╭─ Text provided

Sewell v. Racine Unified Sch. Dist. Bd. of Canvassers, 2020AP1271-AC

CourtUnited States State Supreme Court of Wisconsin
Citation401 Wis.2d 58,972 N.W.2d 155,2022 WI 18
Parties James SEWELL and George Meyers, Petitioners-Appellants-Petitioners, Dennis Montey, Petitioner-Appellant, v. RACINE UNIFIED SCHOOL DISTRICT BOARD OF CANVASSERS, YES for Our Children, A Referendum Committee, Chelsea Powell and The Racine Unified School District, Respondents-Respondents.
Docket Number2020AP1271-AC
Decision Date12 April 2022

401 Wis.2d 58
972 N.W.2d 155
2022 WI 18

James SEWELL and George Meyers, Petitioners-Appellants-Petitioners,

Dennis Montey, Petitioner-Appellant,
RACINE UNIFIED SCHOOL DISTRICT BOARD OF CANVASSERS, YES for Our Children, A Referendum Committee, Chelsea Powell and The Racine Unified School District, Respondents-Respondents.

No. 2020AP1271-AC

Supreme Court of Wisconsin.

Oral Argument: November 22, 2021
Opinion Filed: April 12, 2022

For the petitioners-appellants-petitioners, there were briefs filed by M. Samir Siddique, Gary E. Grass, Vincent J. Bobot and Siddique Law, LLC, Milwaukee. There was an oral argument by M. Samir Siddique.

For the respondents-respondents YES for Our Children and Chelsea Powell, there was a brief filed by Christopher M. Meuler and Meuler Law, LLC, Wauwatosa and Rebecca K. Mason and Rebecca Mason Law, LLC, Racine. There was oral argument by Christopher M. Meuler.

For the respondents-respondents Racine Unified School District Board of Canvassers and the Racine Unified School District, a brief was filed by Matthew W. O'Neill and Fox, O'Neill & Shannon, S.C., Milwaukee. There was oral argument by Matthew W. O'Neill.

An amicus curiae brief was filed on behalf of Law Forward, Inc. by Jeffrey A. Mandell, Douglas M. Poland, Rachel E. Snyder and Stafford Rosenbaum LLP, Madison and Mel Barnes and Law Forward, Inc., Madison.

╰─

__Required action 1__: Copy everything in the Sewell case text from "For the respondents-respondents Racine" down to "Forward, Inc., Madison.".
__Required action 2__: According to the Sewell case text, who gave the oral argument for YES for Our Children and Chelsea Powell?
The lines after the Sewell case text are separate material with no tie to it.

╭─ Data

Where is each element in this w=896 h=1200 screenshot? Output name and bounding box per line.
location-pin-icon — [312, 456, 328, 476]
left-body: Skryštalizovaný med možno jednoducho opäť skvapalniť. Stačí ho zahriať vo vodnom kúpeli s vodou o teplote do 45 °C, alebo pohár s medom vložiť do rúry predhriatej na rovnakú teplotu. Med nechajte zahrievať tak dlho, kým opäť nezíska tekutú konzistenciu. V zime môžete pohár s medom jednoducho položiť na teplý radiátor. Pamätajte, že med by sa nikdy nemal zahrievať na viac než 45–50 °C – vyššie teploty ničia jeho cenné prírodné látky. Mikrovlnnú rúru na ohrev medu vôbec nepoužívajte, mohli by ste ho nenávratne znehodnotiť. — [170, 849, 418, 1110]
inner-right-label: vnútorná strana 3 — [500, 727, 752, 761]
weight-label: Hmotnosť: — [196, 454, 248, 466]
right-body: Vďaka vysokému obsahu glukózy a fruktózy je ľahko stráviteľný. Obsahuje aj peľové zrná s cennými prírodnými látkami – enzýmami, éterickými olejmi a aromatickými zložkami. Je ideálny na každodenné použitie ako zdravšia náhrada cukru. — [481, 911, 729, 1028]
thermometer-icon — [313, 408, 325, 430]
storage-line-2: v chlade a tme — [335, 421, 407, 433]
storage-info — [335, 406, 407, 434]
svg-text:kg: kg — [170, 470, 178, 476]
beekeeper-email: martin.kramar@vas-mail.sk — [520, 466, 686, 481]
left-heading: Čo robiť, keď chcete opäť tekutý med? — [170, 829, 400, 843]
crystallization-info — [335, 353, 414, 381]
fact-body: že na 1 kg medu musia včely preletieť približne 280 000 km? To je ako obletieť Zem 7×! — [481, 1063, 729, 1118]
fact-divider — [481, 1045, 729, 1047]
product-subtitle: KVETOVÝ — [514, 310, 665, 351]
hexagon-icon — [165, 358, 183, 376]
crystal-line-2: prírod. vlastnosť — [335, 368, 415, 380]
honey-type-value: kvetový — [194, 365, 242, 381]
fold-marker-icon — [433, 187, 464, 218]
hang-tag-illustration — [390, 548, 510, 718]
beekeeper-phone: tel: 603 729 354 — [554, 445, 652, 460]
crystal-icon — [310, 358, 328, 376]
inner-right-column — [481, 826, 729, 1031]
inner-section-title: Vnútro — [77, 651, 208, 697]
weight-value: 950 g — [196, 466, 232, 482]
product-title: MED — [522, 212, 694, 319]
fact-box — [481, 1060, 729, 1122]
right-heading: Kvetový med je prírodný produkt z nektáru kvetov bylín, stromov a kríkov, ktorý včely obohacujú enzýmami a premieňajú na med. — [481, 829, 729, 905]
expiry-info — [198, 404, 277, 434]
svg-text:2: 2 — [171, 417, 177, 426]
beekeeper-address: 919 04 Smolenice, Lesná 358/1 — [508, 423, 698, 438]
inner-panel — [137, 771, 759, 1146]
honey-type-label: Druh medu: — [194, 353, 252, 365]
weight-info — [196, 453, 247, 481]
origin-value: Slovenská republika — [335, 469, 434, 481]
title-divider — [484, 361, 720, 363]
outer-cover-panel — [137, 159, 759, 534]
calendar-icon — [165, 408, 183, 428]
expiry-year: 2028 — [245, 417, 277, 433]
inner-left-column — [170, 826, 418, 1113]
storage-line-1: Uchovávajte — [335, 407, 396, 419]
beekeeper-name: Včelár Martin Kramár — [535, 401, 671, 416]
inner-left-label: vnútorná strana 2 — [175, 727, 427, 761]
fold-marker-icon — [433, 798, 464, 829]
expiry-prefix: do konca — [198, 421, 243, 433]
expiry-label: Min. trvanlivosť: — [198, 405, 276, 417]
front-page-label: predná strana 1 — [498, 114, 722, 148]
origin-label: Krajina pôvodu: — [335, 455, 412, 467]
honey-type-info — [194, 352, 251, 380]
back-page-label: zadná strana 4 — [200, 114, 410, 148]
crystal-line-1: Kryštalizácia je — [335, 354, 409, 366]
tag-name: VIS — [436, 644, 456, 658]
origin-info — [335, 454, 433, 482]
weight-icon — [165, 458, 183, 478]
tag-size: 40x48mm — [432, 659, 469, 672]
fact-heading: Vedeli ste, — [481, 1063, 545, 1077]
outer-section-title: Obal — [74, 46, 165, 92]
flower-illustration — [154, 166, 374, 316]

╰─

__Solution 1__:
For the respondents-respondents Racine Unified School District Board of Canvassers and the Racine Unified School District, a brief was filed by Matthew W. O'Neill and Fox, O'Neill & Shannon, S.C., Milwaukee. There was oral argument by Matthew W. O'Neill.

An amicus curiae brief was filed on behalf of Law Forward, Inc. by Jeffrey A. Mandell, Douglas M. Poland, Rachel E. Snyder and Stafford Rosenbaum LLP, Madison and Mel Barnes and Law Forward, Inc., Madison.

__Solution 2__: Christopher M. Meuler